Repeat the listing in full. Nothing may be added or left out.

..............................

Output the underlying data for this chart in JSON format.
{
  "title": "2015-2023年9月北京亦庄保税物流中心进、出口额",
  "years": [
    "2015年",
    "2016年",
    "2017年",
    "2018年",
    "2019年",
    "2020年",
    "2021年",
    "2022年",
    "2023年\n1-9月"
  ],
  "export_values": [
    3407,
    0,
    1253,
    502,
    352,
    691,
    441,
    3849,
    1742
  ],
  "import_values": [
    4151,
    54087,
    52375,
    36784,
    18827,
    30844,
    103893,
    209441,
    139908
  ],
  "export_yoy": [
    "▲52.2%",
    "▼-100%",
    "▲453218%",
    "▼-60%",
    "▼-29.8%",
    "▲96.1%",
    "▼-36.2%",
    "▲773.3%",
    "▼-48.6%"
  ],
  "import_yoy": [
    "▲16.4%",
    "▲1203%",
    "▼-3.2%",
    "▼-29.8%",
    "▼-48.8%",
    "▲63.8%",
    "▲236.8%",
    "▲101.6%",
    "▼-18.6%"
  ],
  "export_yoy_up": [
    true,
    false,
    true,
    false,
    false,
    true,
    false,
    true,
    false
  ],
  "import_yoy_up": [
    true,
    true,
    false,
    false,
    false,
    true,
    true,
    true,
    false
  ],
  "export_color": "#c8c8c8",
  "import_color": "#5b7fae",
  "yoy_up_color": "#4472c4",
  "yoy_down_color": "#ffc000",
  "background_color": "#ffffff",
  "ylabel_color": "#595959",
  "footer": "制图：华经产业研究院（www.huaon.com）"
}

..............................

▶ _Exercise answer_
Output the underlying data for this chart in JSON format.
{
  "title": "2015-2023年9月北京亦庄保税物流中心进、出口额",
  "years": [
    "2015年",
    "2016年",
    "2017年",
    "2018年",
    "2019年",
    "2020年",
    "2021年",
    "2022年",
    "2023年\n1-9月"
  ],
  "export_values": [
    3407,
    0,
    1253,
    502,
    352,
    691,
    441,
    3849,
    1742
  ],
  "import_values": [
    4151,
    54087,
    52375,
    36784,
    18827,
    30844,
    103893,
    209441,
    139908
  ],
  "export_yoy": [
    "▲52.2%",
    "▼-100%",
    "▲453218%",
    "▼-60%",
    "▼-29.8%",
    "▲96.1%",
    "▼-36.2%",
    "▲773.3%",
    "▼-48.6%"
  ],
  "import_yoy": [
    "▲16.4%",
    "▲1203%",
    "▼-3.2%",
    "▼-29.8%",
    "▼-48.8%",
    "▲63.8%",
    "▲236.8%",
    "▲101.6%",
    "▼-18.6%"
  ],
  "export_yoy_up": [
    true,
    false,
    true,
    false,
    false,
    true,
    false,
    true,
    false
  ],
  "import_yoy_up": [
    true,
    true,
    false,
    false,
    false,
    true,
    true,
    true,
    false
  ],
  "export_color": "#c8c8c8",
  "import_color": "#5b7fae",
  "yoy_up_color": "#4472c4",
  "yoy_down_color": "#ffc000",
  "background_color": "#ffffff",
  "ylabel_color": "#595959",
  "footer": "制图：华经产业研究院（www.huaon.com）"
}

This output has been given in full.